## Exercise task
Output the data that follows exactly, line for line.

## Exercise inputs
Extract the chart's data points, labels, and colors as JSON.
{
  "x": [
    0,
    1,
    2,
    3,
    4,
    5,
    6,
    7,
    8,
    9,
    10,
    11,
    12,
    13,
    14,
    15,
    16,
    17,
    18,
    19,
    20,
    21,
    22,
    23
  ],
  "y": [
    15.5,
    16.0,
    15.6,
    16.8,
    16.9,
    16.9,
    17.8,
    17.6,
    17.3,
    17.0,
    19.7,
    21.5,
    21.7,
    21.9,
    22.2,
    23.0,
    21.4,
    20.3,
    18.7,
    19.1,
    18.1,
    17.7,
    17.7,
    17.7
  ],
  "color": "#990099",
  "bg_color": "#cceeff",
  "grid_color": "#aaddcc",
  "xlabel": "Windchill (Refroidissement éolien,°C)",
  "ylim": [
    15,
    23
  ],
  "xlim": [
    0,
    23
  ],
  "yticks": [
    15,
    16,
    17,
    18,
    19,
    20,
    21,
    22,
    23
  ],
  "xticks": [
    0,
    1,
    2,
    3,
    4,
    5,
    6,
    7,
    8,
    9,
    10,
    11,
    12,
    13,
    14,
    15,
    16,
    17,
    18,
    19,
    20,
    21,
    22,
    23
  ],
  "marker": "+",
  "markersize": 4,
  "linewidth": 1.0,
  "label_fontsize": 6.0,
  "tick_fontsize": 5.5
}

## Finished task
Extract the chart's data points, labels, and colors as JSON.
{
  "x": [
    0,
    1,
    2,
    3,
    4,
    5,
    6,
    7,
    8,
    9,
    10,
    11,
    12,
    13,
    14,
    15,
    16,
    17,
    18,
    19,
    20,
    21,
    22,
    23
  ],
  "y": [
    15.5,
    16.0,
    15.6,
    16.8,
    16.9,
    16.9,
    17.8,
    17.6,
    17.3,
    17.0,
    19.7,
    21.5,
    21.7,
    21.9,
    22.2,
    23.0,
    21.4,
    20.3,
    18.7,
    19.1,
    18.1,
    17.7,
    17.7,
    17.7
  ],
  "color": "#990099",
  "bg_color": "#cceeff",
  "grid_color": "#aaddcc",
  "xlabel": "Windchill (Refroidissement éolien,°C)",
  "ylim": [
    15,
    23
  ],
  "xlim": [
    0,
    23
  ],
  "yticks": [
    15,
    16,
    17,
    18,
    19,
    20,
    21,
    22,
    23
  ],
  "xticks": [
    0,
    1,
    2,
    3,
    4,
    5,
    6,
    7,
    8,
    9,
    10,
    11,
    12,
    13,
    14,
    15,
    16,
    17,
    18,
    19,
    20,
    21,
    22,
    23
  ],
  "marker": "+",
  "markersize": 4,
  "linewidth": 1.0,
  "label_fontsize": 6.0,
  "tick_fontsize": 5.5
}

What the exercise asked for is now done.